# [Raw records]
★ ★ ★ ★ ★ ★ ★

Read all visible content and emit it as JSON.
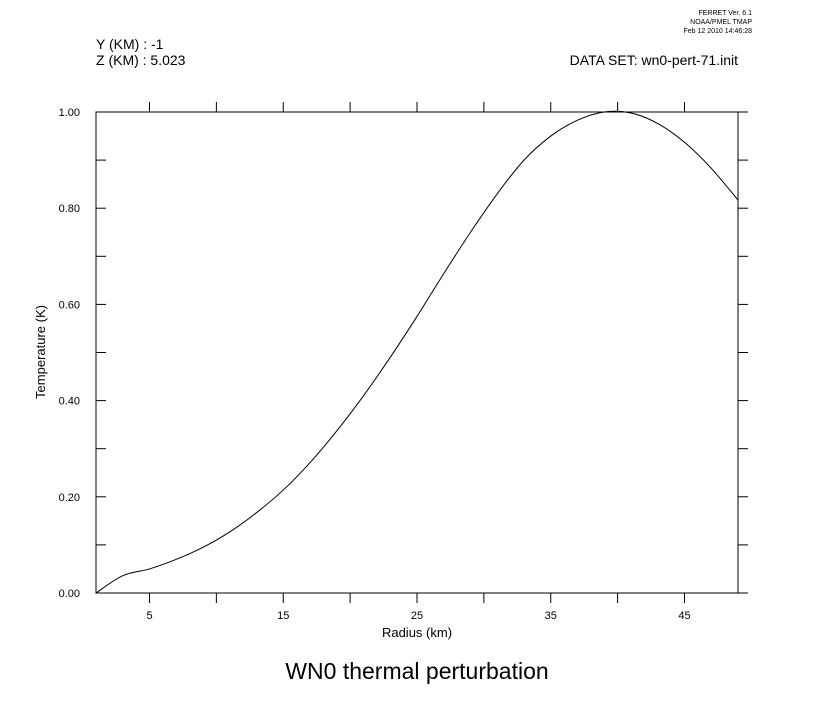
{
  "header": {
    "version_lines": [
      "FERRET Ver. 6.1",
      "NOAA/PMEL TMAP",
      "Feb 12 2010 14:46:28"
    ],
    "y_line": "Y (KM) : -1",
    "z_line": "Z (KM) : 5.023",
    "dataset_line": "DATA SET: wn0-pert-71.init"
  },
  "chart_data": {
    "type": "line",
    "title": "WN0 thermal perturbation",
    "xlabel": "Radius (km)",
    "ylabel": "Temperature (K)",
    "xlim": [
      1,
      49
    ],
    "ylim": [
      0.0,
      1.0
    ],
    "x_ticks": [
      5,
      15,
      25,
      35,
      45
    ],
    "y_ticks": [
      "0.00",
      "0.20",
      "0.40",
      "0.60",
      "0.80",
      "1.00"
    ],
    "grid": false,
    "series": [
      {
        "x": [
          1,
          3,
          5,
          7,
          9,
          11,
          13,
          15,
          17,
          19,
          21,
          23,
          25,
          27,
          29,
          31,
          33,
          35,
          37,
          39,
          41,
          43,
          45,
          47,
          49
        ],
        "values": [
          0.0,
          0.036,
          0.05,
          0.07,
          0.095,
          0.127,
          0.167,
          0.214,
          0.271,
          0.337,
          0.41,
          0.49,
          0.575,
          0.664,
          0.75,
          0.83,
          0.9,
          0.95,
          0.983,
          1.0,
          0.998,
          0.976,
          0.937,
          0.883,
          0.817
        ]
      }
    ]
  }
}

★ ★ ★ ★ ★ ★ ★

Reproduce each record above by retyping it exactly; omit all images.

Read all visible content and emit it as JSON.
{
  "header": {
    "version_lines": [
      "FERRET Ver. 6.1",
      "NOAA/PMEL TMAP",
      "Feb 12 2010 14:46:28"
    ],
    "y_line": "Y (KM) : -1",
    "z_line": "Z (KM) : 5.023",
    "dataset_line": "DATA SET: wn0-pert-71.init"
  },
  "chart_data": {
    "type": "line",
    "title": "WN0 thermal perturbation",
    "xlabel": "Radius (km)",
    "ylabel": "Temperature (K)",
    "xlim": [
      1,
      49
    ],
    "ylim": [
      0.0,
      1.0
    ],
    "x_ticks": [
      5,
      15,
      25,
      35,
      45
    ],
    "y_ticks": [
      "0.00",
      "0.20",
      "0.40",
      "0.60",
      "0.80",
      "1.00"
    ],
    "grid": false,
    "series": [
      {
        "x": [
          1,
          3,
          5,
          7,
          9,
          11,
          13,
          15,
          17,
          19,
          21,
          23,
          25,
          27,
          29,
          31,
          33,
          35,
          37,
          39,
          41,
          43,
          45,
          47,
          49
        ],
        "values": [
          0.0,
          0.036,
          0.05,
          0.07,
          0.095,
          0.127,
          0.167,
          0.214,
          0.271,
          0.337,
          0.41,
          0.49,
          0.575,
          0.664,
          0.75,
          0.83,
          0.9,
          0.95,
          0.983,
          1.0,
          0.998,
          0.976,
          0.937,
          0.883,
          0.817
        ]
      }
    ]
  }
}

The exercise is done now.